# THE TASK
Report how many lines below contain the word "software", and give only that number.

# THE INPUT
■ ■ ■
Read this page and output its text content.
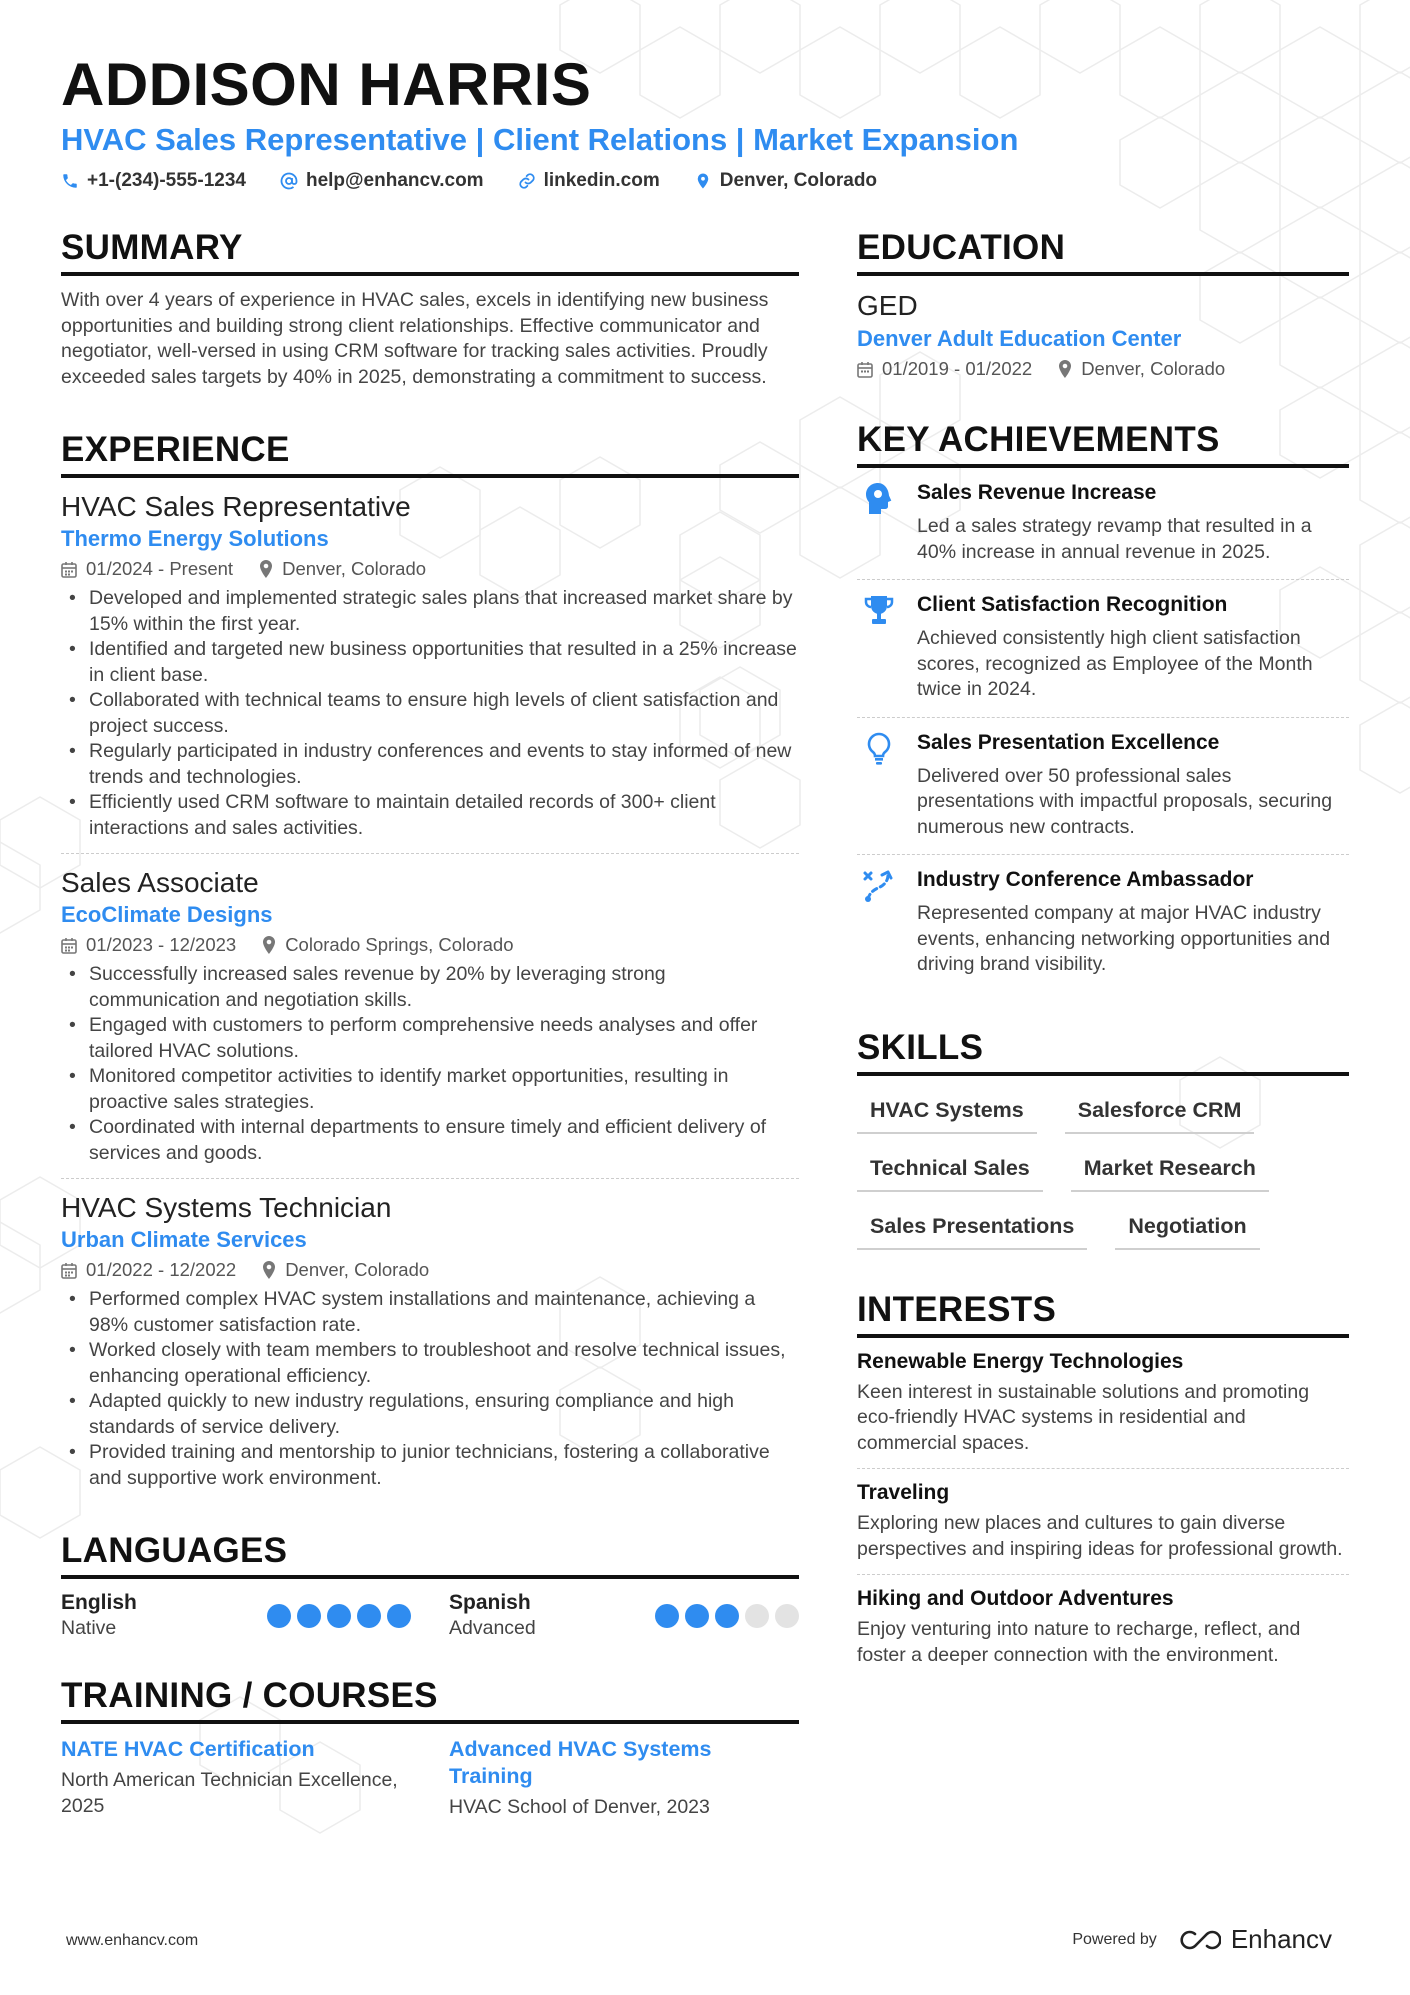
ADDISON HARRIS
HVAC Sales Representative | Client Relations | Market Expansion
+1-(234)-555-1234	help@enhancv.com	linkedin.com	Denver, Colorado
SUMMARY

With over 4 years of experience in HVAC sales, excels in identifying new business opportunities and building strong client relationships. Effective communicator and negotiator, well-versed in using CRM software for tracking sales activities. Proudly exceeded sales targets by 40% in 2025, demonstrating a commitment to success.

EXPERIENCE
HVAC Sales Representative
Thermo Energy Solutions
01/2024 - Present	Denver, Colorado
• Developed and implemented strategic sales plans that increased market share by 15% within the first year.
• Identified and targeted new business opportunities that resulted in a 25% increase in client base.
• Collaborated with technical teams to ensure high levels of client satisfaction and project success.
• Regularly participated in industry conferences and events to stay informed of new trends and technologies.
• Efficiently used CRM software to maintain detailed records of 300+ client interactions and sales activities.
Sales Associate
EcoClimate Designs
01/2023 - 12/2023	Colorado Springs, Colorado
• Successfully increased sales revenue by 20% by leveraging strong communication and negotiation skills.
• Engaged with customers to perform comprehensive needs analyses and offer tailored HVAC solutions.
• Monitored competitor activities to identify market opportunities, resulting in proactive sales strategies.
• Coordinated with internal departments to ensure timely and efficient delivery of services and goods.
HVAC Systems Technician
Urban Climate Services
01/2022 - 12/2022	Denver, Colorado
• Performed complex HVAC system installations and maintenance, achieving a 98% customer satisfaction rate.
• Worked closely with team members to troubleshoot and resolve technical issues, enhancing operational efficiency.
• Adapted quickly to new industry regulations, ensuring compliance and high standards of service delivery.
• Provided training and mentorship to junior technicians, fostering a collaborative and supportive work environment.
LANGUAGES
English
Native
Spanish
Advanced
TRAINING / COURSES
NATE HVAC Certification
North American Technician Excellence, 2025
Advanced HVAC Systems Training
HVAC School of Denver, 2023
EDUCATION
GED
Denver Adult Education Center
01/2019 - 01/2022	Denver, Colorado
KEY ACHIEVEMENTS
Sales Revenue Increase
Led a sales strategy revamp that resulted in a 40% increase in annual revenue in 2025.
Client Satisfaction Recognition
Achieved consistently high client satisfaction scores, recognized as Employee of the Month twice in 2024.
Sales Presentation Excellence
Delivered over 50 professional sales presentations with impactful proposals, securing numerous new contracts.
Industry Conference Ambassador
Represented company at major HVAC industry events, enhancing networking opportunities and driving brand visibility.
SKILLS
HVAC Systems	Salesforce CRM
Technical Sales	Market Research
Sales Presentations	Negotiation
INTERESTS
Renewable Energy Technologies
Keen interest in sustainable solutions and promoting eco-friendly HVAC systems in residential and commercial spaces.
Traveling
Exploring new places and cultures to gain diverse perspectives and inspiring ideas for professional growth.
Hiking and Outdoor Adventures
Enjoy venturing into nature to recharge, reflect, and foster a deeper connection with the environment.
www.enhancv.com	Powered by	Enhancv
■ ■ ■
# TASK OUTPUT
2